--- GIVEN ENTRIES ---
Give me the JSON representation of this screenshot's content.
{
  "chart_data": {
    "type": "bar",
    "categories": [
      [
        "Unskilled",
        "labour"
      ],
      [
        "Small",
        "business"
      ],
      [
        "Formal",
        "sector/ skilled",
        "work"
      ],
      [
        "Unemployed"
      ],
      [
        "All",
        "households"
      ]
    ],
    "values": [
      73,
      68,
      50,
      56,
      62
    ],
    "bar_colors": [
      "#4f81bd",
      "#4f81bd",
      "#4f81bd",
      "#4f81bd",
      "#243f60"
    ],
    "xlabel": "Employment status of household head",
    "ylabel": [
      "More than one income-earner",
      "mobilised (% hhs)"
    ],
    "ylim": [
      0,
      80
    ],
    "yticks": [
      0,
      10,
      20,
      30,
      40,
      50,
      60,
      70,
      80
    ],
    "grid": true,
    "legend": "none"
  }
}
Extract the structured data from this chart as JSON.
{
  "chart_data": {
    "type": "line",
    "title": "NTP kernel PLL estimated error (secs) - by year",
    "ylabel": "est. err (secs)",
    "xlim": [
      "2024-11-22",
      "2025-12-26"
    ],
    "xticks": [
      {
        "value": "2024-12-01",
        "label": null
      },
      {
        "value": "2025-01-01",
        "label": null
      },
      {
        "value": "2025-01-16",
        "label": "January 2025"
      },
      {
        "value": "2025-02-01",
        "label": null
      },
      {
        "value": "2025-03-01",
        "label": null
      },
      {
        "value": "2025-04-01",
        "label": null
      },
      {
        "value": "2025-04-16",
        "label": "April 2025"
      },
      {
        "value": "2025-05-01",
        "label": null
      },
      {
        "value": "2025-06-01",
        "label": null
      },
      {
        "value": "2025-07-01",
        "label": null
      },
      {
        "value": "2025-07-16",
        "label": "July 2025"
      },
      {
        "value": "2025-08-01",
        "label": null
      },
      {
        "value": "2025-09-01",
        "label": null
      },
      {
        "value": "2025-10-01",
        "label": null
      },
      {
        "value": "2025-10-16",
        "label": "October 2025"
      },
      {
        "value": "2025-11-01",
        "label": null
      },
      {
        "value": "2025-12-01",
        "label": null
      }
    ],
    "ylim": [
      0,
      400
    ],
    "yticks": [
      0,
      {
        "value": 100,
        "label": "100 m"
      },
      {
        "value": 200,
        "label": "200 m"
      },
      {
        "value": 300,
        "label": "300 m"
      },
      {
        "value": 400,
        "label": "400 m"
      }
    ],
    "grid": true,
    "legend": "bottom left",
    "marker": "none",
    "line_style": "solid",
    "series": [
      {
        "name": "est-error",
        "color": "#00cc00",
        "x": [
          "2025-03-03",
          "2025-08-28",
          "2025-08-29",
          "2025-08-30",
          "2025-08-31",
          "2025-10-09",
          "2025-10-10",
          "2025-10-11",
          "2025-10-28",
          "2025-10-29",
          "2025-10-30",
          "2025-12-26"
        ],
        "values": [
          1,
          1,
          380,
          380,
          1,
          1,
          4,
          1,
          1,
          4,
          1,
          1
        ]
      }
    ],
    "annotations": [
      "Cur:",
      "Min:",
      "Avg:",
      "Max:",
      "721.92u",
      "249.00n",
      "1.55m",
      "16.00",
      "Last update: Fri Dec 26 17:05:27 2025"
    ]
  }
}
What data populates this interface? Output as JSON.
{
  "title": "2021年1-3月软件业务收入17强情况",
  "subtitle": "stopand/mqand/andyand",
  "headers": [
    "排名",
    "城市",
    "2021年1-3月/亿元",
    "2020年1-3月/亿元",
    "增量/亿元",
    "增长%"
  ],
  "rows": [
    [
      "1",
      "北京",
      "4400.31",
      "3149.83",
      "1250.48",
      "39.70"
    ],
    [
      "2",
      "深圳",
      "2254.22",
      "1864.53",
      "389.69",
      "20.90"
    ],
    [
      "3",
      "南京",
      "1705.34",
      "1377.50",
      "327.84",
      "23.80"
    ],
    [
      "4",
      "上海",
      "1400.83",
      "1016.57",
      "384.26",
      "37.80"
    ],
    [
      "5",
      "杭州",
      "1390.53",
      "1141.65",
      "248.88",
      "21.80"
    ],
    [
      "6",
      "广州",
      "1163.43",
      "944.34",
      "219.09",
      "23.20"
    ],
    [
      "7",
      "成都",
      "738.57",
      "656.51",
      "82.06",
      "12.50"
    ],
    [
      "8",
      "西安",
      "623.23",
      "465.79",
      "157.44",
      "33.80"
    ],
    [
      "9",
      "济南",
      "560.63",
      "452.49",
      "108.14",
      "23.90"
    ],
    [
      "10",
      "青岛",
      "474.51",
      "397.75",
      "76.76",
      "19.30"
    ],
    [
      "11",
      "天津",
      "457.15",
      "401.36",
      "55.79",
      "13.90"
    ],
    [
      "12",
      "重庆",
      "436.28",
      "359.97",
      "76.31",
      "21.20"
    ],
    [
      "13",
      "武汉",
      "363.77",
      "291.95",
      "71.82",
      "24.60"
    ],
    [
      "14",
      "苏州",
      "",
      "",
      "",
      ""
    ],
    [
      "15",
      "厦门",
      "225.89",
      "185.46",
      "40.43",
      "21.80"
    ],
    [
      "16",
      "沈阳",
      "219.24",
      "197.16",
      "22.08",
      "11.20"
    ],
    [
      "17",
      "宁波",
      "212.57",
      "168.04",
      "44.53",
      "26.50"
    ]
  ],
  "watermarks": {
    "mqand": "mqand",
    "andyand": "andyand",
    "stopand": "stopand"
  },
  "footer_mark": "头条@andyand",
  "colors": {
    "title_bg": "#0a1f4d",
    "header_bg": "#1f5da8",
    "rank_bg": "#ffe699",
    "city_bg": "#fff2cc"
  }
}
---
» TASK STATEMENT: Exactly reproduce the material above.

» ANSWER IN FULL:
Give me the JSON representation of this screenshot's content.
{
  "chart_data": {
    "type": "bar",
    "categories": [
      [
        "Unskilled",
        "labour"
      ],
      [
        "Small",
        "business"
      ],
      [
        "Formal",
        "sector/ skilled",
        "work"
      ],
      [
        "Unemployed"
      ],
      [
        "All",
        "households"
      ]
    ],
    "values": [
      73,
      68,
      50,
      56,
      62
    ],
    "bar_colors": [
      "#4f81bd",
      "#4f81bd",
      "#4f81bd",
      "#4f81bd",
      "#243f60"
    ],
    "xlabel": "Employment status of household head",
    "ylabel": [
      "More than one income-earner",
      "mobilised (% hhs)"
    ],
    "ylim": [
      0,
      80
    ],
    "yticks": [
      0,
      10,
      20,
      30,
      40,
      50,
      60,
      70,
      80
    ],
    "grid": true,
    "legend": "none"
  }
}
Extract the structured data from this chart as JSON.
{
  "chart_data": {
    "type": "line",
    "title": "NTP kernel PLL estimated error (secs) - by year",
    "ylabel": "est. err (secs)",
    "xlim": [
      "2024-11-22",
      "2025-12-26"
    ],
    "xticks": [
      {
        "value": "2024-12-01",
        "label": null
      },
      {
        "value": "2025-01-01",
        "label": null
      },
      {
        "value": "2025-01-16",
        "label": "January 2025"
      },
      {
        "value": "2025-02-01",
        "label": null
      },
      {
        "value": "2025-03-01",
        "label": null
      },
      {
        "value": "2025-04-01",
        "label": null
      },
      {
        "value": "2025-04-16",
        "label": "April 2025"
      },
      {
        "value": "2025-05-01",
        "label": null
      },
      {
        "value": "2025-06-01",
        "label": null
      },
      {
        "value": "2025-07-01",
        "label": null
      },
      {
        "value": "2025-07-16",
        "label": "July 2025"
      },
      {
        "value": "2025-08-01",
        "label": null
      },
      {
        "value": "2025-09-01",
        "label": null
      },
      {
        "value": "2025-10-01",
        "label": null
      },
      {
        "value": "2025-10-16",
        "label": "October 2025"
      },
      {
        "value": "2025-11-01",
        "label": null
      },
      {
        "value": "2025-12-01",
        "label": null
      }
    ],
    "ylim": [
      0,
      400
    ],
    "yticks": [
      0,
      {
        "value": 100,
        "label": "100 m"
      },
      {
        "value": 200,
        "label": "200 m"
      },
      {
        "value": 300,
        "label": "300 m"
      },
      {
        "value": 400,
        "label": "400 m"
      }
    ],
    "grid": true,
    "legend": "bottom left",
    "marker": "none",
    "line_style": "solid",
    "series": [
      {
        "name": "est-error",
        "color": "#00cc00",
        "x": [
          "2025-03-03",
          "2025-08-28",
          "2025-08-29",
          "2025-08-30",
          "2025-08-31",
          "2025-10-09",
          "2025-10-10",
          "2025-10-11",
          "2025-10-28",
          "2025-10-29",
          "2025-10-30",
          "2025-12-26"
        ],
        "values": [
          1,
          1,
          380,
          380,
          1,
          1,
          4,
          1,
          1,
          4,
          1,
          1
        ]
      }
    ],
    "annotations": [
      "Cur:",
      "Min:",
      "Avg:",
      "Max:",
      "721.92u",
      "249.00n",
      "1.55m",
      "16.00",
      "Last update: Fri Dec 26 17:05:27 2025"
    ]
  }
}
What data populates this interface? Output as JSON.
{
  "title": "2021年1-3月软件业务收入17强情况",
  "subtitle": "stopand/mqand/andyand",
  "headers": [
    "排名",
    "城市",
    "2021年1-3月/亿元",
    "2020年1-3月/亿元",
    "增量/亿元",
    "增长%"
  ],
  "rows": [
    [
      "1",
      "北京",
      "4400.31",
      "3149.83",
      "1250.48",
      "39.70"
    ],
    [
      "2",
      "深圳",
      "2254.22",
      "1864.53",
      "389.69",
      "20.90"
    ],
    [
      "3",
      "南京",
      "1705.34",
      "1377.50",
      "327.84",
      "23.80"
    ],
    [
      "4",
      "上海",
      "1400.83",
      "1016.57",
      "384.26",
      "37.80"
    ],
    [
      "5",
      "杭州",
      "1390.53",
      "1141.65",
      "248.88",
      "21.80"
    ],
    [
      "6",
      "广州",
      "1163.43",
      "944.34",
      "219.09",
      "23.20"
    ],
    [
      "7",
      "成都",
      "738.57",
      "656.51",
      "82.06",
      "12.50"
    ],
    [
      "8",
      "西安",
      "623.23",
      "465.79",
      "157.44",
      "33.80"
    ],
    [
      "9",
      "济南",
      "560.63",
      "452.49",
      "108.14",
      "23.90"
    ],
    [
      "10",
      "青岛",
      "474.51",
      "397.75",
      "76.76",
      "19.30"
    ],
    [
      "11",
      "天津",
      "457.15",
      "401.36",
      "55.79",
      "13.90"
    ],
    [
      "12",
      "重庆",
      "436.28",
      "359.97",
      "76.31",
      "21.20"
    ],
    [
      "13",
      "武汉",
      "363.77",
      "291.95",
      "71.82",
      "24.60"
    ],
    [
      "14",
      "苏州",
      "",
      "",
      "",
      ""
    ],
    [
      "15",
      "厦门",
      "225.89",
      "185.46",
      "40.43",
      "21.80"
    ],
    [
      "16",
      "沈阳",
      "219.24",
      "197.16",
      "22.08",
      "11.20"
    ],
    [
      "17",
      "宁波",
      "212.57",
      "168.04",
      "44.53",
      "26.50"
    ]
  ],
  "watermarks": {
    "mqand": "mqand",
    "andyand": "andyand",
    "stopand": "stopand"
  },
  "footer_mark": "头条@andyand",
  "colors": {
    "title_bg": "#0a1f4d",
    "header_bg": "#1f5da8",
    "rank_bg": "#ffe699",
    "city_bg": "#fff2cc"
  }
}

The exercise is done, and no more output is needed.